What the exercise asks —
Output the material beneath exactly, leaving nothing out.

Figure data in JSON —
______________________________
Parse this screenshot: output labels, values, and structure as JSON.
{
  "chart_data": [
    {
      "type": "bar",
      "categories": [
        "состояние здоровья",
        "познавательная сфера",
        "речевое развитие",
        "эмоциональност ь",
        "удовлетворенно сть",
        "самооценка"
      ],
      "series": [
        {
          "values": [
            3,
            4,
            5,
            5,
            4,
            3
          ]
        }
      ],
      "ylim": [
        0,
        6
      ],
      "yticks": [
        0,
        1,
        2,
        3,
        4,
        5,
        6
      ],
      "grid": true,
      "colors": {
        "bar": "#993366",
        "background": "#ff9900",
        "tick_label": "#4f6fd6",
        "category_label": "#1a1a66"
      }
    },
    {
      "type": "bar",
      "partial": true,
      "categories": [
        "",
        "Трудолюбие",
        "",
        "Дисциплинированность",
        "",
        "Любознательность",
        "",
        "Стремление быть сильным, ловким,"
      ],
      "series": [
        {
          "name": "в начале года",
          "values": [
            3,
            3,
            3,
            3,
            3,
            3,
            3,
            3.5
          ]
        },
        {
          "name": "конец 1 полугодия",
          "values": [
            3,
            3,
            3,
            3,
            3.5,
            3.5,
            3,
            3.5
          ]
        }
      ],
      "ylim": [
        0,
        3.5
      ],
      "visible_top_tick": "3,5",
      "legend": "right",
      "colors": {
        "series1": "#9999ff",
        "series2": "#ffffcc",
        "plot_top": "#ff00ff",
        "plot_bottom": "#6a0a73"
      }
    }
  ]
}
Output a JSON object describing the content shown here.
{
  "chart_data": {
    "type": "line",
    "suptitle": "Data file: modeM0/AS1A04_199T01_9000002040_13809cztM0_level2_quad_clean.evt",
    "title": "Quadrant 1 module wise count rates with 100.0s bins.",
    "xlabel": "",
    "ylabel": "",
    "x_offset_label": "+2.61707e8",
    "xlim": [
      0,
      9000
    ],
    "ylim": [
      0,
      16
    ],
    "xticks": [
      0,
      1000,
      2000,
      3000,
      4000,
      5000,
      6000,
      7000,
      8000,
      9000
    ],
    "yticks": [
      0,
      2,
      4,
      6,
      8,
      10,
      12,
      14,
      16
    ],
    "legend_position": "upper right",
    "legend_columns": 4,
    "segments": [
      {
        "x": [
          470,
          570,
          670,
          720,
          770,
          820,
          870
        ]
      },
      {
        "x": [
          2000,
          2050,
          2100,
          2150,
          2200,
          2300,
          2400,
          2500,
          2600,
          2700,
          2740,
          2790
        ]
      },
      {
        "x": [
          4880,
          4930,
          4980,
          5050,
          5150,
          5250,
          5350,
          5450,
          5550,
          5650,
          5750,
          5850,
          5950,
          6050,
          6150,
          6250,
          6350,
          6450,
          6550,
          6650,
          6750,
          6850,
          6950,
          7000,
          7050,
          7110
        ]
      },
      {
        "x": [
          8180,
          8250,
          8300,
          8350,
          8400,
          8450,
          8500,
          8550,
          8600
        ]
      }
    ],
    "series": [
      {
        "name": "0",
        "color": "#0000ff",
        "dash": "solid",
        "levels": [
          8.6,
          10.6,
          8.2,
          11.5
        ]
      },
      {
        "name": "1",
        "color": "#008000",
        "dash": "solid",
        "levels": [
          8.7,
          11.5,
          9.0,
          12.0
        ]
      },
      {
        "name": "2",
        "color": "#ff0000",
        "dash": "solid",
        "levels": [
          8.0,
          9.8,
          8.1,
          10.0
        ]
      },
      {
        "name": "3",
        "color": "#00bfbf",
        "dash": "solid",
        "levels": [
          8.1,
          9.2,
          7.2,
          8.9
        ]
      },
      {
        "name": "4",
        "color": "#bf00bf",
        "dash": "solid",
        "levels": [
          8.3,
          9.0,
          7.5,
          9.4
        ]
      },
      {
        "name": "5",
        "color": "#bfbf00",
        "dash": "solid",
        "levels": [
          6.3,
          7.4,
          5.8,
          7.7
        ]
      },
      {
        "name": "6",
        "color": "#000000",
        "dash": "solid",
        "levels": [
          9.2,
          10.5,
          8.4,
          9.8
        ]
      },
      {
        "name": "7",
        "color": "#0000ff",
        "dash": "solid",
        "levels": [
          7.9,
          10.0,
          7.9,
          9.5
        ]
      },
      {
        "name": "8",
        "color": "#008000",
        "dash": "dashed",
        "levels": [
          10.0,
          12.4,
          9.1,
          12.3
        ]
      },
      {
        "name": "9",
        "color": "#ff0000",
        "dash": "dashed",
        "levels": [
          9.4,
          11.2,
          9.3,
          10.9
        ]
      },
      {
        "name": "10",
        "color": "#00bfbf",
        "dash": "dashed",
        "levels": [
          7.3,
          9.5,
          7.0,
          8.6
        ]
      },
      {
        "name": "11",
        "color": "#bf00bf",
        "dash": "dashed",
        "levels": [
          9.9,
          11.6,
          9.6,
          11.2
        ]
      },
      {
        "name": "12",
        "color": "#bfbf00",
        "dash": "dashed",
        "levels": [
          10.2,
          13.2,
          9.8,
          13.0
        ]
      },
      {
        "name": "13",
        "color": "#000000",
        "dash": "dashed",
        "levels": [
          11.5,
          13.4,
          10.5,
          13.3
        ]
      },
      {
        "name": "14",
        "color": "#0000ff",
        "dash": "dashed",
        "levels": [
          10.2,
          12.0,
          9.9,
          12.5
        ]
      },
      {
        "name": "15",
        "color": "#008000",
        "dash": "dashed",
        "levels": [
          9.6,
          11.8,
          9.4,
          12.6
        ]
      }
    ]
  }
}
______________________________
Result —
Parse this screenshot: output labels, values, and structure as JSON.
{
  "chart_data": [
    {
      "type": "bar",
      "categories": [
        "состояние здоровья",
        "познавательная сфера",
        "речевое развитие",
        "эмоциональност ь",
        "удовлетворенно сть",
        "самооценка"
      ],
      "series": [
        {
          "values": [
            3,
            4,
            5,
            5,
            4,
            3
          ]
        }
      ],
      "ylim": [
        0,
        6
      ],
      "yticks": [
        0,
        1,
        2,
        3,
        4,
        5,
        6
      ],
      "grid": true,
      "colors": {
        "bar": "#993366",
        "background": "#ff9900",
        "tick_label": "#4f6fd6",
        "category_label": "#1a1a66"
      }
    },
    {
      "type": "bar",
      "partial": true,
      "categories": [
        "",
        "Трудолюбие",
        "",
        "Дисциплинированность",
        "",
        "Любознательность",
        "",
        "Стремление быть сильным, ловким,"
      ],
      "series": [
        {
          "name": "в начале года",
          "values": [
            3,
            3,
            3,
            3,
            3,
            3,
            3,
            3.5
          ]
        },
        {
          "name": "конец 1 полугодия",
          "values": [
            3,
            3,
            3,
            3,
            3.5,
            3.5,
            3,
            3.5
          ]
        }
      ],
      "ylim": [
        0,
        3.5
      ],
      "visible_top_tick": "3,5",
      "legend": "right",
      "colors": {
        "series1": "#9999ff",
        "series2": "#ffffcc",
        "plot_top": "#ff00ff",
        "plot_bottom": "#6a0a73"
      }
    }
  ]
}
Output a JSON object describing the content shown here.
{
  "chart_data": {
    "type": "line",
    "suptitle": "Data file: modeM0/AS1A04_199T01_9000002040_13809cztM0_level2_quad_clean.evt",
    "title": "Quadrant 1 module wise count rates with 100.0s bins.",
    "xlabel": "",
    "ylabel": "",
    "x_offset_label": "+2.61707e8",
    "xlim": [
      0,
      9000
    ],
    "ylim": [
      0,
      16
    ],
    "xticks": [
      0,
      1000,
      2000,
      3000,
      4000,
      5000,
      6000,
      7000,
      8000,
      9000
    ],
    "yticks": [
      0,
      2,
      4,
      6,
      8,
      10,
      12,
      14,
      16
    ],
    "legend_position": "upper right",
    "legend_columns": 4,
    "segments": [
      {
        "x": [
          470,
          570,
          670,
          720,
          770,
          820,
          870
        ]
      },
      {
        "x": [
          2000,
          2050,
          2100,
          2150,
          2200,
          2300,
          2400,
          2500,
          2600,
          2700,
          2740,
          2790
        ]
      },
      {
        "x": [
          4880,
          4930,
          4980,
          5050,
          5150,
          5250,
          5350,
          5450,
          5550,
          5650,
          5750,
          5850,
          5950,
          6050,
          6150,
          6250,
          6350,
          6450,
          6550,
          6650,
          6750,
          6850,
          6950,
          7000,
          7050,
          7110
        ]
      },
      {
        "x": [
          8180,
          8250,
          8300,
          8350,
          8400,
          8450,
          8500,
          8550,
          8600
        ]
      }
    ],
    "series": [
      {
        "name": "0",
        "color": "#0000ff",
        "dash": "solid",
        "levels": [
          8.6,
          10.6,
          8.2,
          11.5
        ]
      },
      {
        "name": "1",
        "color": "#008000",
        "dash": "solid",
        "levels": [
          8.7,
          11.5,
          9.0,
          12.0
        ]
      },
      {
        "name": "2",
        "color": "#ff0000",
        "dash": "solid",
        "levels": [
          8.0,
          9.8,
          8.1,
          10.0
        ]
      },
      {
        "name": "3",
        "color": "#00bfbf",
        "dash": "solid",
        "levels": [
          8.1,
          9.2,
          7.2,
          8.9
        ]
      },
      {
        "name": "4",
        "color": "#bf00bf",
        "dash": "solid",
        "levels": [
          8.3,
          9.0,
          7.5,
          9.4
        ]
      },
      {
        "name": "5",
        "color": "#bfbf00",
        "dash": "solid",
        "levels": [
          6.3,
          7.4,
          5.8,
          7.7
        ]
      },
      {
        "name": "6",
        "color": "#000000",
        "dash": "solid",
        "levels": [
          9.2,
          10.5,
          8.4,
          9.8
        ]
      },
      {
        "name": "7",
        "color": "#0000ff",
        "dash": "solid",
        "levels": [
          7.9,
          10.0,
          7.9,
          9.5
        ]
      },
      {
        "name": "8",
        "color": "#008000",
        "dash": "dashed",
        "levels": [
          10.0,
          12.4,
          9.1,
          12.3
        ]
      },
      {
        "name": "9",
        "color": "#ff0000",
        "dash": "dashed",
        "levels": [
          9.4,
          11.2,
          9.3,
          10.9
        ]
      },
      {
        "name": "10",
        "color": "#00bfbf",
        "dash": "dashed",
        "levels": [
          7.3,
          9.5,
          7.0,
          8.6
        ]
      },
      {
        "name": "11",
        "color": "#bf00bf",
        "dash": "dashed",
        "levels": [
          9.9,
          11.6,
          9.6,
          11.2
        ]
      },
      {
        "name": "12",
        "color": "#bfbf00",
        "dash": "dashed",
        "levels": [
          10.2,
          13.2,
          9.8,
          13.0
        ]
      },
      {
        "name": "13",
        "color": "#000000",
        "dash": "dashed",
        "levels": [
          11.5,
          13.4,
          10.5,
          13.3
        ]
      },
      {
        "name": "14",
        "color": "#0000ff",
        "dash": "dashed",
        "levels": [
          10.2,
          12.0,
          9.9,
          12.5
        ]
      },
      {
        "name": "15",
        "color": "#008000",
        "dash": "dashed",
        "levels": [
          9.6,
          11.8,
          9.4,
          12.6
        ]
      }
    ]
  }
}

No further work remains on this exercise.